## Problem statement
Copy the rows below word for word, beginning at the row that contains "page-header: Dettaglio delle" and stopping after the row that contains "info-icon[interactable]: i xyxy=(624,129,640,144)".
+++
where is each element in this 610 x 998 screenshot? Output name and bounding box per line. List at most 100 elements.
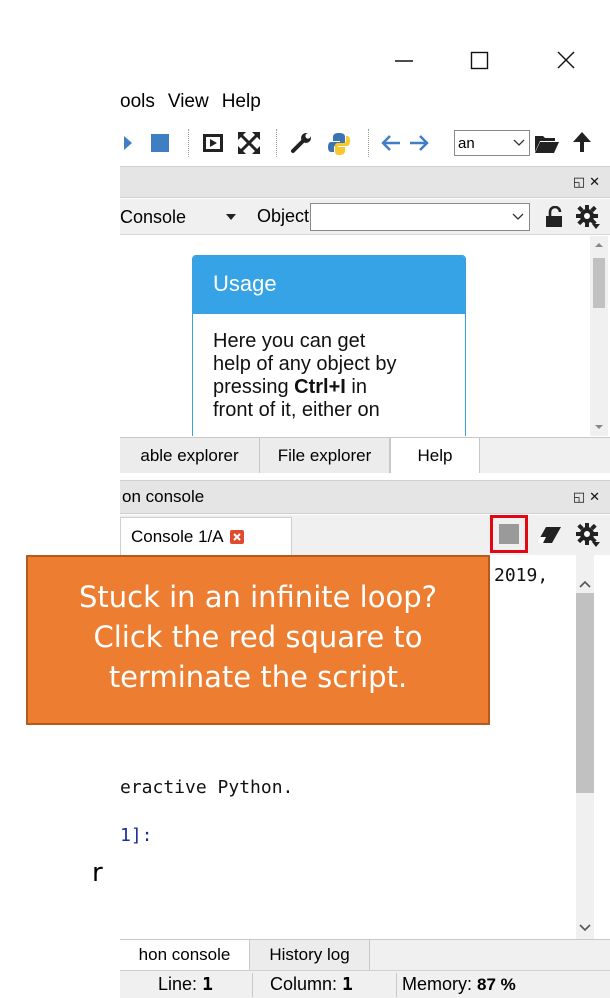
scroll-thumb[interactable]: [576, 593, 594, 793]
usage-text-line: pressing Ctrl+I in: [213, 376, 455, 399]
menu-tools[interactable]: ools: [120, 91, 155, 113]
scroll-thumb[interactable]: [593, 258, 605, 308]
stop-square-icon: [499, 524, 519, 544]
chevron-down-icon: [513, 139, 525, 146]
working-directory-combo[interactable]: an: [454, 130, 530, 156]
arrow-up-icon: [573, 132, 591, 152]
usage-text-line: front of it, either on: [213, 399, 380, 421]
caret-down-icon: [226, 214, 236, 220]
console-line: eractive Python.: [120, 777, 294, 798]
close-window-button[interactable]: [546, 40, 586, 80]
status-memory-value: 87 %: [477, 975, 516, 994]
parent-directory-button[interactable]: [568, 129, 596, 157]
source-value: Console: [120, 206, 187, 227]
tab-help[interactable]: Help: [390, 438, 480, 473]
gear-icon: [576, 205, 600, 229]
status-column-value: 1: [342, 974, 353, 995]
tab-history-log[interactable]: History log: [250, 940, 370, 970]
run-cell-button[interactable]: [122, 129, 134, 157]
stop-debug-button[interactable]: [146, 129, 174, 157]
help-scrollbar[interactable]: [590, 236, 608, 436]
arrow-right-icon: [410, 135, 429, 151]
scroll-down-icon[interactable]: [576, 921, 594, 935]
usage-text-line: help of any object by: [213, 353, 397, 375]
close-icon: [557, 51, 575, 69]
status-bar: Line: 1 Column: 1 Memory: 87 %: [120, 970, 610, 998]
status-column: Column: 1: [270, 974, 353, 995]
run-arrow-icon: [124, 136, 132, 150]
stray-text: r: [92, 858, 103, 888]
console-tab-label: Console 1/A: [131, 526, 224, 546]
console-tabs-row: Console 1/A: [120, 515, 610, 555]
minimize-icon: [395, 60, 413, 62]
status-memory: Memory: 87 %: [402, 974, 516, 995]
wrench-icon: [291, 133, 311, 153]
forward-button[interactable]: [406, 129, 432, 157]
maximize-icon: [470, 51, 489, 70]
help-options-button[interactable]: [572, 203, 604, 231]
minimize-button[interactable]: [384, 40, 424, 80]
callout-line: terminate the script.: [108, 660, 408, 694]
undock-close-icon[interactable]: ◱✕: [573, 174, 604, 190]
usage-card: Usage Here you can get help of any objec…: [192, 255, 466, 436]
callout-line: Stuck in an infinite loop?: [78, 580, 438, 614]
stop-icon: [151, 134, 169, 152]
maximize-pane-button[interactable]: [198, 129, 228, 157]
menu-view[interactable]: View: [168, 91, 209, 113]
bottom-pane-tabs: hon console History log: [120, 939, 610, 970]
console-scrollbar[interactable]: [576, 555, 594, 939]
object-label: Object: [257, 206, 310, 226]
close-tab-icon[interactable]: [229, 529, 244, 544]
usage-text-fragment: in: [345, 376, 367, 398]
preferences-button[interactable]: [286, 129, 316, 157]
top-pane-tabs: able explorer File explorer Help: [120, 437, 610, 473]
folder-open-icon: [535, 136, 559, 153]
scroll-up-icon[interactable]: [590, 238, 608, 252]
unlock-icon: [546, 206, 562, 227]
eraser-icon: [537, 527, 561, 543]
python-path-button[interactable]: [324, 129, 354, 157]
undock-close-icon[interactable]: ◱✕: [573, 489, 604, 505]
usage-body: Here you can get help of any object by p…: [193, 314, 465, 422]
object-input[interactable]: [310, 203, 530, 231]
callout-line: Click the red square to: [93, 620, 423, 654]
menu-help[interactable]: Help: [222, 91, 261, 113]
tab-variable-explorer[interactable]: able explorer: [120, 438, 260, 473]
source-combo[interactable]: Console: [120, 203, 244, 231]
status-line-label: Line:: [158, 974, 198, 994]
fullscreen-button[interactable]: [234, 129, 264, 157]
tab-file-explorer[interactable]: File explorer: [260, 438, 390, 473]
fullscreen-icon: [238, 132, 260, 154]
console-prompt: 1]:: [120, 825, 153, 846]
toolbar: an: [120, 121, 610, 165]
object-input-value: [311, 204, 314, 221]
tab-ipython-console[interactable]: hon console: [120, 940, 250, 970]
scroll-down-icon[interactable]: [590, 420, 608, 434]
help-pane-titlebar: ◱✕: [120, 166, 610, 198]
console-pane-titlebar: on console ◱✕: [120, 480, 610, 514]
interrupt-kernel-button[interactable]: [490, 515, 528, 553]
status-line: Line: 1: [158, 974, 213, 995]
console-pane-title: on console: [122, 487, 205, 506]
lock-button[interactable]: [540, 203, 568, 231]
shortcut-text: Ctrl+I: [294, 376, 346, 398]
maximize-pane-icon: [203, 134, 223, 152]
working-directory-value: an: [458, 134, 475, 152]
usage-text-fragment: pressing: [213, 376, 295, 398]
callout-box: Stuck in an infinite loop? Click the red…: [26, 555, 490, 725]
chevron-down-icon: [512, 213, 524, 220]
back-button[interactable]: [378, 129, 404, 157]
status-column-label: Column:: [270, 974, 338, 994]
console-options-button[interactable]: [572, 521, 604, 549]
console-line: 2019,: [494, 565, 549, 586]
gear-icon: [576, 523, 600, 547]
console-tab[interactable]: Console 1/A: [120, 517, 292, 555]
clear-console-button[interactable]: [534, 521, 564, 549]
usage-title: Usage: [193, 256, 465, 314]
maximize-button[interactable]: [460, 40, 500, 80]
scroll-up-icon[interactable]: [576, 577, 594, 591]
help-content: Usage Here you can get help of any objec…: [120, 236, 590, 436]
browse-directory-button[interactable]: [532, 129, 562, 157]
python-icon: [328, 133, 350, 155]
status-line-value: 1: [202, 974, 213, 995]
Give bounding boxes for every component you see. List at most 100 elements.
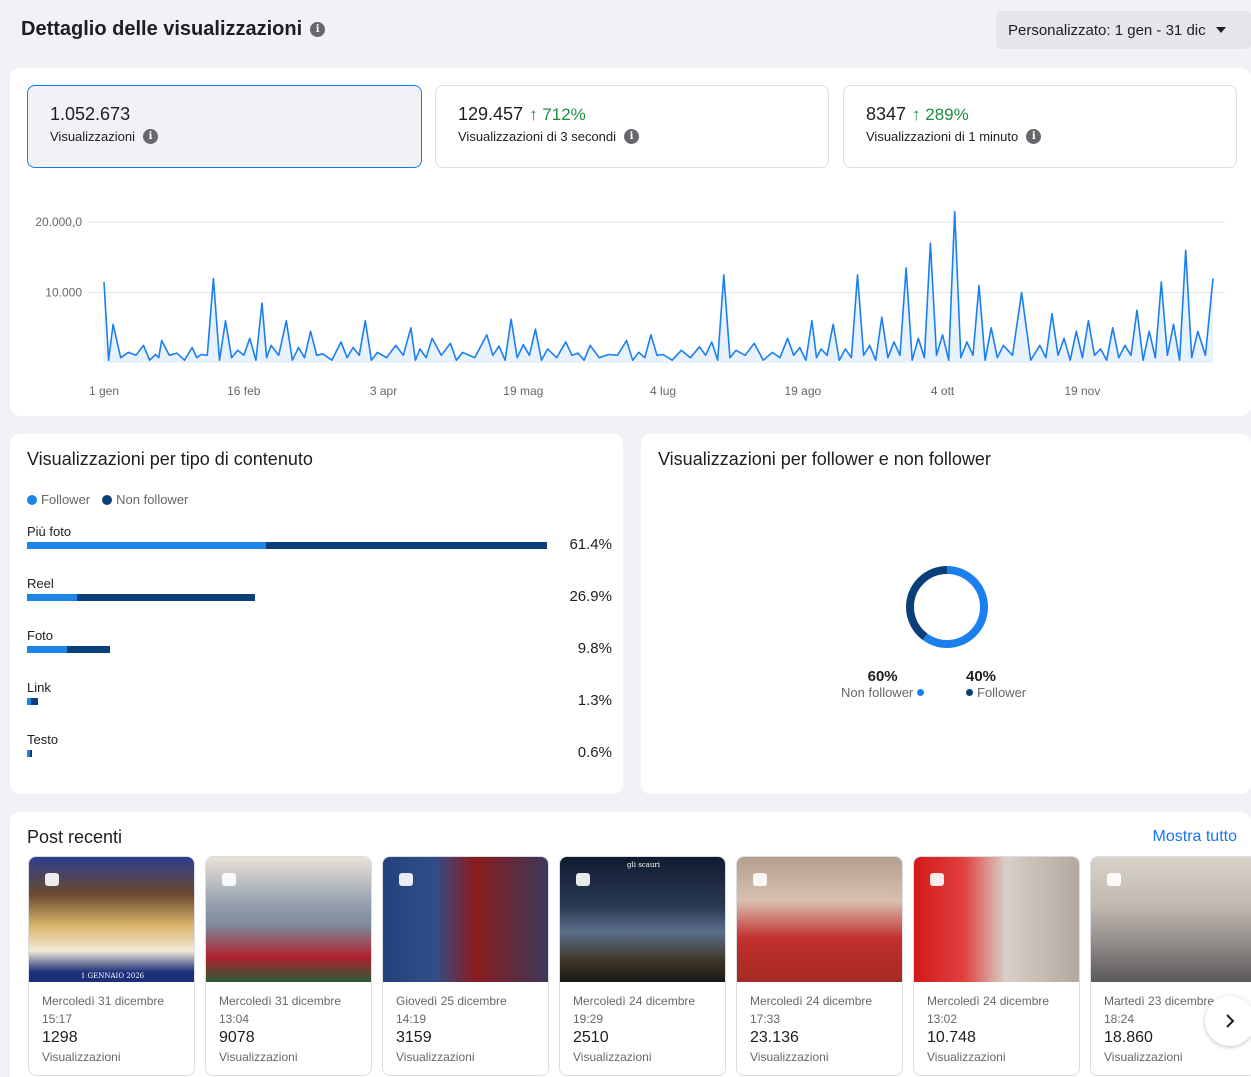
page-header: Dettaglio delle visualizzazioni i Person… xyxy=(0,0,1251,66)
pie-pct: 40% xyxy=(966,668,997,685)
post-date: Mercoledì 31 dicembre 15:17 xyxy=(42,992,192,1028)
bar-segment-non-follower xyxy=(31,698,38,705)
post-views-label: Visualizzazioni xyxy=(42,1050,121,1064)
bar-segment-non-follower xyxy=(29,750,33,757)
recent-post-card[interactable]: 1 GENNAIO 2026 Mercoledì 31 dicembre 15:17… xyxy=(28,856,195,1076)
recent-post-card[interactable]: gli scauri Mercoledì 24 dicembre 19:29 2510… xyxy=(559,856,726,1076)
x-tick-label: 1 gen xyxy=(89,384,119,398)
reel-icon xyxy=(1107,873,1121,886)
date-range-label: Personalizzato: 1 gen - 31 dic xyxy=(1008,21,1206,39)
x-tick-label: 4 ott xyxy=(931,384,955,398)
metric-label: Visualizzazioni xyxy=(50,129,136,144)
info-icon[interactable]: i xyxy=(624,129,640,144)
info-icon[interactable]: i xyxy=(1026,129,1042,144)
post-thumbnail xyxy=(1091,857,1251,982)
photo-icon xyxy=(222,873,236,886)
bar-track xyxy=(27,594,255,601)
content-type-bar-row[interactable]: Reel 26.9% xyxy=(27,576,612,628)
post-views-label: Visualizzazioni xyxy=(573,1050,652,1064)
pie-name: Non follower xyxy=(841,685,914,700)
page-title-text: Dettaglio delle visualizzazioni xyxy=(21,18,303,40)
bar-segment-follower xyxy=(27,542,267,549)
caret-down-icon xyxy=(1215,27,1226,33)
bar-segment-non-follower xyxy=(266,542,547,549)
carousel-next-button[interactable] xyxy=(1205,996,1251,1046)
views-follower-card: Visualizzazioni per follower e non follo… xyxy=(641,434,1251,794)
recent-post-card[interactable]: Mercoledì 24 dicembre 13:02 10.748 Visualiz… xyxy=(913,856,1080,1076)
post-date-day: Mercoledì 24 dicembre xyxy=(750,994,873,1008)
recent-post-card[interactable]: Mercoledì 24 dicembre 17:33 23.136 Visualiz… xyxy=(736,856,903,1076)
post-date-time: 15:17 xyxy=(42,1012,73,1026)
metric-1min-views[interactable]: 8347 ↑ 289% Visualizzazioni di 1 minuto i xyxy=(843,85,1237,168)
metric-label: Visualizzazioni di 1 minuto xyxy=(866,129,1019,144)
thumbnail-caption: 1 GENNAIO 2026 xyxy=(80,972,145,980)
x-tick-label: 19 nov xyxy=(1064,384,1100,398)
post-date-time: 19:29 xyxy=(573,1012,604,1026)
section-title: Post recenti xyxy=(27,827,123,847)
legend-dot xyxy=(966,689,973,696)
post-date-day: Mercoledì 24 dicembre xyxy=(927,994,1050,1008)
post-thumbnail xyxy=(206,857,371,982)
bar-segment-follower xyxy=(27,646,67,653)
recent-post-card[interactable]: Mercoledì 31 dicembre 13:04 9078 Visualizza… xyxy=(205,856,372,1076)
metric-3s-views[interactable]: 129.457 ↑ 712% Visualizzazioni di 3 secon… xyxy=(435,85,829,168)
bar-segment-follower xyxy=(27,594,78,601)
reel-icon xyxy=(753,873,767,886)
posts-carousel: Martedì 23 dicembre 18:24 18.860 Visualizza… xyxy=(28,856,1251,1077)
pie-label-follower: 40% Follower xyxy=(966,668,1026,700)
recent-posts-card: Post recenti Mostra tutto Martedì 23 dic… xyxy=(10,812,1251,1077)
bar-segment-non-follower xyxy=(66,646,110,653)
legend-label: Follower xyxy=(41,492,91,507)
legend-follower: Follower xyxy=(27,492,90,507)
follower-donut-chart[interactable] xyxy=(904,564,990,650)
recent-post-card[interactable]: Giovedì 25 dicembre 14:19 3159 Visualizzazi… xyxy=(382,856,549,1076)
post-views-label: Visualizzazioni xyxy=(1104,1050,1183,1064)
date-range-dropdown[interactable]: Personalizzato: 1 gen - 31 dic xyxy=(996,11,1251,49)
reel-icon xyxy=(930,873,944,886)
content-type-bar-row[interactable]: Foto 9.8% xyxy=(27,628,612,680)
series-area xyxy=(104,211,1213,363)
x-tick-label: 4 lug xyxy=(650,384,676,398)
bar-track xyxy=(27,750,33,757)
x-tick-label: 3 apr xyxy=(370,384,397,398)
info-icon[interactable]: i xyxy=(143,129,159,144)
post-thumbnail xyxy=(383,857,548,982)
post-date: Mercoledì 24 dicembre 19:29 xyxy=(573,992,723,1028)
post-date-day: Mercoledì 31 dicembre xyxy=(42,994,165,1008)
views-line-chart[interactable]: 10.000 20.000,0 1 gen 16 feb 3 apr 19 mag 4 lu… xyxy=(10,198,1251,416)
post-date-time: 13:04 xyxy=(219,1012,250,1026)
chevron-right-icon xyxy=(1226,1014,1235,1028)
content-type-pct: 0.6% xyxy=(577,744,612,761)
content-type-pct: 61.4% xyxy=(569,536,612,553)
pie-pct: 60% xyxy=(867,668,898,685)
bar-segment-non-follower xyxy=(77,594,255,601)
content-type-pct: 26.9% xyxy=(569,588,612,605)
content-type-bar-row[interactable]: Link 1.3% xyxy=(27,680,612,732)
content-type-bar-row[interactable]: Testo 0.6% xyxy=(27,732,612,784)
photo-icon xyxy=(576,873,590,886)
post-views-count: 9078 xyxy=(219,1029,255,1046)
post-date: Mercoledì 24 dicembre 13:02 xyxy=(927,992,1077,1028)
x-tick-label: 19 mag xyxy=(503,384,543,398)
x-tick-label: 19 ago xyxy=(784,384,821,398)
post-date-time: 17:33 xyxy=(750,1012,781,1026)
section-title: Visualizzazioni per tipo di contenuto xyxy=(27,449,313,469)
post-thumbnail xyxy=(737,857,902,982)
post-thumbnail: gli scauri xyxy=(560,857,725,982)
post-views-label: Visualizzazioni xyxy=(750,1050,829,1064)
show-all-link[interactable]: Mostra tutto xyxy=(1153,828,1237,846)
post-date: Giovedì 25 dicembre 14:19 xyxy=(396,992,546,1028)
info-icon[interactable]: i xyxy=(310,22,326,37)
content-type-label: Reel xyxy=(27,576,54,591)
metric-views[interactable]: 1.052.673 Visualizzazioni i xyxy=(27,85,422,168)
content-type-label: Link xyxy=(27,680,51,695)
post-thumbnail: 1 GENNAIO 2026 xyxy=(29,857,194,982)
pie-name: Follower xyxy=(977,685,1027,700)
series-line xyxy=(103,210,1214,361)
section-title: Visualizzazioni per follower e non follo… xyxy=(658,449,991,469)
page-title: Dettaglio delle visualizzazioni i xyxy=(21,18,326,41)
metric-value: 129.457 xyxy=(458,104,524,124)
reel-icon xyxy=(399,873,413,886)
metric-label: Visualizzazioni di 3 secondi xyxy=(458,129,617,144)
content-type-bar-row[interactable]: Più foto 61.4% xyxy=(27,524,612,576)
+++
## Full response
page-header: Dettaglio delle visualizzazioni i Person… xyxy=(0,0,1251,66)
pie-pct: 40% xyxy=(966,668,997,685)
post-date: Mercoledì 31 dicembre 15:17 xyxy=(42,992,192,1028)
bar-segment-non-follower xyxy=(31,698,38,705)
post-views-label: Visualizzazioni xyxy=(42,1050,121,1064)
bar-segment-non-follower xyxy=(29,750,33,757)
recent-post-card[interactable]: 1 GENNAIO 2026 Mercoledì 31 dicembre 15:17… xyxy=(28,856,195,1076)
recent-post-card[interactable]: gli scauri Mercoledì 24 dicembre 19:29 2510… xyxy=(559,856,726,1076)
x-tick-label: 1 gen xyxy=(89,384,119,398)
reel-icon xyxy=(1107,873,1121,886)
date-range-label: Personalizzato: 1 gen - 31 dic xyxy=(1008,21,1206,39)
x-tick-label: 4 ott xyxy=(931,384,955,398)
metric-label: Visualizzazioni xyxy=(50,129,136,144)
info-icon[interactable]: i xyxy=(624,129,640,144)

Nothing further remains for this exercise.